→ CHALLENGE: Every record below should be printed exactly as it appears.

→ EXERCISE DATA:

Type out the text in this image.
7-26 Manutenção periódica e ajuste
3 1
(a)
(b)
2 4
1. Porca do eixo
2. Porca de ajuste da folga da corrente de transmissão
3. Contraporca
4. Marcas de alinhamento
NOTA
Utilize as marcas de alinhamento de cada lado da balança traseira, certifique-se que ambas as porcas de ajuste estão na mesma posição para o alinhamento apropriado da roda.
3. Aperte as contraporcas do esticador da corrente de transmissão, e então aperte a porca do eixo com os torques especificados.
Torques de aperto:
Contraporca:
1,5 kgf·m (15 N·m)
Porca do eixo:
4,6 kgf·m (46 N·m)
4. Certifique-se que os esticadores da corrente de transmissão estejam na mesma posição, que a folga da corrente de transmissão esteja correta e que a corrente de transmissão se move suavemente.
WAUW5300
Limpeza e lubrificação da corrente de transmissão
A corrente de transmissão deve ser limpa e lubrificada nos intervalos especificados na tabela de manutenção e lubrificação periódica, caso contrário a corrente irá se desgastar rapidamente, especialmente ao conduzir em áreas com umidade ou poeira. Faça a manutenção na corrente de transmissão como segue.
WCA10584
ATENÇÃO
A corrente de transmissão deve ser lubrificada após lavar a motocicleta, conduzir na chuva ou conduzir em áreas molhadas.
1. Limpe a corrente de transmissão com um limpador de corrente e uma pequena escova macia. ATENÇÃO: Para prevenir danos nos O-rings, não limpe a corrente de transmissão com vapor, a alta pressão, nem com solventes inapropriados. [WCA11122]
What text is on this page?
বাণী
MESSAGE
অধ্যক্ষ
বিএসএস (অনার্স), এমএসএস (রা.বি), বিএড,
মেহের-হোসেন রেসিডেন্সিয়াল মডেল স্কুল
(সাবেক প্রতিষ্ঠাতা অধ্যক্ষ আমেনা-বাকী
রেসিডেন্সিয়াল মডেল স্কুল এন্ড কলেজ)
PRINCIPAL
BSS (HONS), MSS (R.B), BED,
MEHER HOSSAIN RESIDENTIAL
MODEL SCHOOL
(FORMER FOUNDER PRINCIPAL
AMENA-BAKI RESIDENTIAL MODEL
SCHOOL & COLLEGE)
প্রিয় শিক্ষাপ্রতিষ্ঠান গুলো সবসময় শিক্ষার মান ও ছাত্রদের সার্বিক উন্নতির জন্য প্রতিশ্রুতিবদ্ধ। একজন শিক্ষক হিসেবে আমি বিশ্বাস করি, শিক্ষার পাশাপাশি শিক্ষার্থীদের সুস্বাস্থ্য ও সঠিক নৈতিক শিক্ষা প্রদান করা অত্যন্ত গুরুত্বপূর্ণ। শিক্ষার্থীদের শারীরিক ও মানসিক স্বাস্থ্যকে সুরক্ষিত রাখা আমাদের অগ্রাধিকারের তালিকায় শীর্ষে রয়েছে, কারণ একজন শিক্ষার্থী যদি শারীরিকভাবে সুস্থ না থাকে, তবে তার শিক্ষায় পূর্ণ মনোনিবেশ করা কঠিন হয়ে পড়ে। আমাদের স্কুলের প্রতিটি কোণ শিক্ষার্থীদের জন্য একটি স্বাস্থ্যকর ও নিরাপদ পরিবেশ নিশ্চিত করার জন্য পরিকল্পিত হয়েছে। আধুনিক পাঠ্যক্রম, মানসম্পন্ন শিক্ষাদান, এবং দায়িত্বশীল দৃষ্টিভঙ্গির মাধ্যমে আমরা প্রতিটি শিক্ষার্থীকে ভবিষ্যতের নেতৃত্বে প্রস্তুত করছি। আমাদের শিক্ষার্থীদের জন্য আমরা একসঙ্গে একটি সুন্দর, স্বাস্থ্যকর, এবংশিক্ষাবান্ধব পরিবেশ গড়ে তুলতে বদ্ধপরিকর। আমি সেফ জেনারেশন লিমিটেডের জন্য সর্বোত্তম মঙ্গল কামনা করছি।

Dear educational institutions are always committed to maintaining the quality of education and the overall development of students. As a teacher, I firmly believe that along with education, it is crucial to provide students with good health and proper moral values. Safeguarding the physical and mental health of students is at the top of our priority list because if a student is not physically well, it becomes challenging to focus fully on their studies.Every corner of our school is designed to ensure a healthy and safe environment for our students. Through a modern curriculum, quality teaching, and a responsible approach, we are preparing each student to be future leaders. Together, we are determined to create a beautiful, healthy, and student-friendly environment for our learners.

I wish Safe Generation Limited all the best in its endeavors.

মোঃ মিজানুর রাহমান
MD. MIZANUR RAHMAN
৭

→ EXERCISE RESPONSE:
Type out the text in this image.
7-26 Manutenção periódica e ajuste
3 1
(a)
(b)
2 4
1. Porca do eixo
2. Porca de ajuste da folga da corrente de transmissão
3. Contraporca
4. Marcas de alinhamento
NOTA
Utilize as marcas de alinhamento de cada lado da balança traseira, certifique-se que ambas as porcas de ajuste estão na mesma posição para o alinhamento apropriado da roda.
3. Aperte as contraporcas do esticador da corrente de transmissão, e então aperte a porca do eixo com os torques especificados.
Torques de aperto:
Contraporca:
1,5 kgf·m (15 N·m)
Porca do eixo:
4,6 kgf·m (46 N·m)
4. Certifique-se que os esticadores da corrente de transmissão estejam na mesma posição, que a folga da corrente de transmissão esteja correta e que a corrente de transmissão se move suavemente.
WAUW5300
Limpeza e lubrificação da corrente de transmissão
A corrente de transmissão deve ser limpa e lubrificada nos intervalos especificados na tabela de manutenção e lubrificação periódica, caso contrário a corrente irá se desgastar rapidamente, especialmente ao conduzir em áreas com umidade ou poeira. Faça a manutenção na corrente de transmissão como segue.
WCA10584
ATENÇÃO
A corrente de transmissão deve ser lubrificada após lavar a motocicleta, conduzir na chuva ou conduzir em áreas molhadas.
1. Limpe a corrente de transmissão com um limpador de corrente e uma pequena escova macia. ATENÇÃO: Para prevenir danos nos O-rings, não limpe a corrente de transmissão com vapor, a alta pressão, nem com solventes inapropriados. [WCA11122]
What text is on this page?
বাণী
MESSAGE
অধ্যক্ষ
বিএসএস (অনার্স), এমএসএস (রা.বি), বিএড,
মেহের-হোসেন রেসিডেন্সিয়াল মডেল স্কুল
(সাবেক প্রতিষ্ঠাতা অধ্যক্ষ আমেনা-বাকী
রেসিডেন্সিয়াল মডেল স্কুল এন্ড কলেজ)
PRINCIPAL
BSS (HONS), MSS (R.B), BED,
MEHER HOSSAIN RESIDENTIAL
MODEL SCHOOL
(FORMER FOUNDER PRINCIPAL
AMENA-BAKI RESIDENTIAL MODEL
SCHOOL & COLLEGE)
প্রিয় শিক্ষাপ্রতিষ্ঠান গুলো সবসময় শিক্ষার মান ও ছাত্রদের সার্বিক উন্নতির জন্য প্রতিশ্রুতিবদ্ধ। একজন শিক্ষক হিসেবে আমি বিশ্বাস করি, শিক্ষার পাশাপাশি শিক্ষার্থীদের সুস্বাস্থ্য ও সঠিক নৈতিক শিক্ষা প্রদান করা অত্যন্ত গুরুত্বপূর্ণ। শিক্ষার্থীদের শারীরিক ও মানসিক স্বাস্থ্যকে সুরক্ষিত রাখা আমাদের অগ্রাধিকারের তালিকায় শীর্ষে রয়েছে, কারণ একজন শিক্ষার্থী যদি শারীরিকভাবে সুস্থ না থাকে, তবে তার শিক্ষায় পূর্ণ মনোনিবেশ করা কঠিন হয়ে পড়ে। আমাদের স্কুলের প্রতিটি কোণ শিক্ষার্থীদের জন্য একটি স্বাস্থ্যকর ও নিরাপদ পরিবেশ নিশ্চিত করার জন্য পরিকল্পিত হয়েছে। আধুনিক পাঠ্যক্রম, মানসম্পন্ন শিক্ষাদান, এবং দায়িত্বশীল দৃষ্টিভঙ্গির মাধ্যমে আমরা প্রতিটি শিক্ষার্থীকে ভবিষ্যতের নেতৃত্বে প্রস্তুত করছি। আমাদের শিক্ষার্থীদের জন্য আমরা একসঙ্গে একটি সুন্দর, স্বাস্থ্যকর, এবংশিক্ষাবান্ধব পরিবেশ গড়ে তুলতে বদ্ধপরিকর। আমি সেফ জেনারেশন লিমিটেডের জন্য সর্বোত্তম মঙ্গল কামনা করছি।

Dear educational institutions are always committed to maintaining the quality of education and the overall development of students. As a teacher, I firmly believe that along with education, it is crucial to provide students with good health and proper moral values. Safeguarding the physical and mental health of students is at the top of our priority list because if a student is not physically well, it becomes challenging to focus fully on their studies.Every corner of our school is designed to ensure a healthy and safe environment for our students. Through a modern curriculum, quality teaching, and a responsible approach, we are preparing each student to be future leaders. Together, we are determined to create a beautiful, healthy, and student-friendly environment for our learners.

I wish Safe Generation Limited all the best in its endeavors.

মোঃ মিজানুর রাহমান
MD. MIZANUR RAHMAN
৭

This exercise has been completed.